[START OF GIVEN RECORDS]

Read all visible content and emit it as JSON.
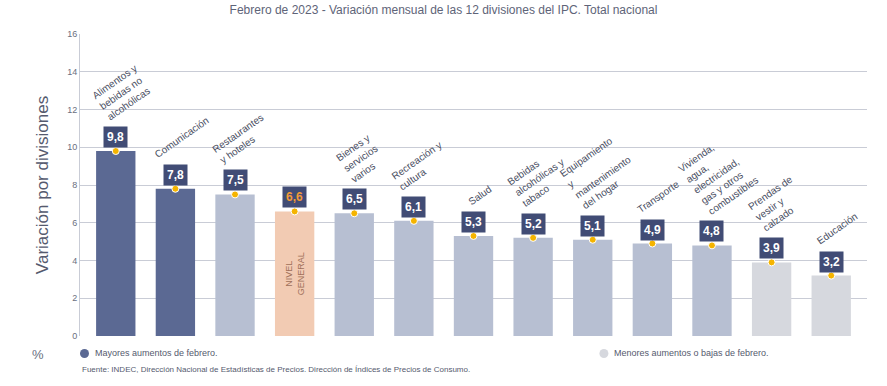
{
  "chart_data": {
    "type": "bar",
    "title": "Febrero de 2023 - Variación mensual de las 12 divisiones del IPC. Total nacional",
    "y_label": "Variación por divisiones",
    "unit_label": "%",
    "categories": [
      "Alimentos y bebidas no alcohólicas",
      "Comunicación",
      "Restaurantes y hoteles",
      "NIVEL GENERAL",
      "Bienes y servicios varios",
      "Recreación y cultura",
      "Salud",
      "Bebidas alcohólicas y tabaco",
      "Equipamiento y mantenimiento del hogar",
      "Transporte",
      "Vivienda, agua, electricidad, gas y otros combustibles",
      "Prendas de vestir y calzado",
      "Educación"
    ],
    "values": [
      9.8,
      7.8,
      7.5,
      6.6,
      6.5,
      6.1,
      5.3,
      5.2,
      5.1,
      4.9,
      4.8,
      3.9,
      3.2
    ],
    "value_labels": [
      "9,8",
      "7,8",
      "7,5",
      "6,6",
      "6,5",
      "6,1",
      "5,3",
      "5,2",
      "5,1",
      "4,9",
      "4,8",
      "3,9",
      "3,2"
    ],
    "colors": [
      "#5b6993",
      "#5b6993",
      "#b7bfd2",
      "#f2cbb3",
      "#b7bfd2",
      "#b7bfd2",
      "#b7bfd2",
      "#b7bfd2",
      "#b7bfd2",
      "#b7bfd2",
      "#b7bfd2",
      "#d6d8de",
      "#d6d8de"
    ],
    "ylim": [
      0,
      16
    ],
    "yticks": [
      0,
      2,
      4,
      6,
      8,
      10,
      12,
      14,
      16
    ],
    "grid": true,
    "data_labels": true,
    "tick_labels": "y",
    "legend_notes": [
      {
        "text": "Mayores aumentos de febrero.",
        "color": "#5b6993"
      },
      {
        "text": "Menores aumentos o bajas de febrero.",
        "color": "#d6d8de"
      }
    ],
    "source": "Fuente: INDEC, Dirección Nacional de Estadísticas de Precios. Dirección de Índices de Precios de Consumo."
  }
}
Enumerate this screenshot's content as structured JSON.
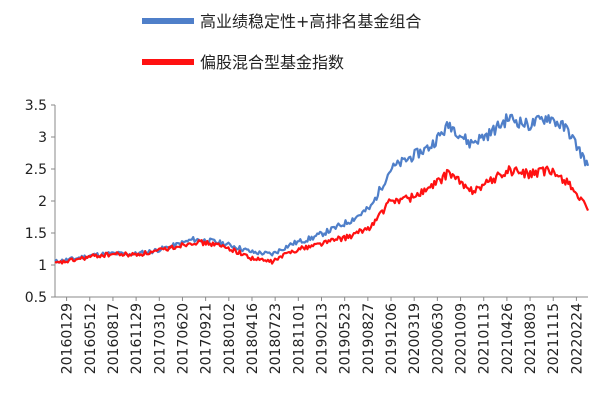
{
  "chart_data": {
    "type": "line",
    "title": "",
    "xlabel": "",
    "ylabel": "",
    "ylim": [
      0.5,
      3.5
    ],
    "yticks": [
      "0.5",
      "1",
      "1.5",
      "2",
      "2.5",
      "3",
      "3.5"
    ],
    "grid": false,
    "legend_position": "top",
    "x_tick_labels": [
      "20160129",
      "20160512",
      "20160817",
      "20161129",
      "20170310",
      "20170620",
      "20170921",
      "20180102",
      "20180416",
      "20180723",
      "20181101",
      "20190213",
      "20190523",
      "20190827",
      "20191206",
      "20200319",
      "20200630",
      "20201009",
      "20210113",
      "20210426",
      "20210803",
      "20211115",
      "20220224"
    ],
    "series": [
      {
        "name": "高业绩稳定性+高排名基金组合",
        "color": "#4f7fc9",
        "values": [
          1.05,
          1.1,
          1.16,
          1.18,
          1.17,
          1.22,
          1.3,
          1.4,
          1.37,
          1.3,
          1.2,
          1.17,
          1.33,
          1.42,
          1.55,
          1.7,
          1.9,
          2.5,
          2.68,
          2.85,
          3.2,
          2.9,
          3.05,
          3.3,
          3.18,
          3.32,
          3.1,
          2.55
        ]
      },
      {
        "name": "偏股混合型基金指数",
        "color": "#ff1111",
        "values": [
          1.02,
          1.08,
          1.14,
          1.17,
          1.16,
          1.2,
          1.28,
          1.36,
          1.33,
          1.24,
          1.1,
          1.05,
          1.22,
          1.3,
          1.38,
          1.45,
          1.6,
          2.0,
          2.05,
          2.2,
          2.45,
          2.15,
          2.3,
          2.48,
          2.42,
          2.47,
          2.3,
          1.85
        ]
      }
    ]
  }
}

[END OF GIVEN RECORDS]

- [TASK]: Working from the entries above, return all lines that contain "alcohólicas".

- [RESULT OF THIS EXERCISE]:
      "Alimentos y bebidas no alcohólicas",
      "Bebidas alcohólicas y tabaco",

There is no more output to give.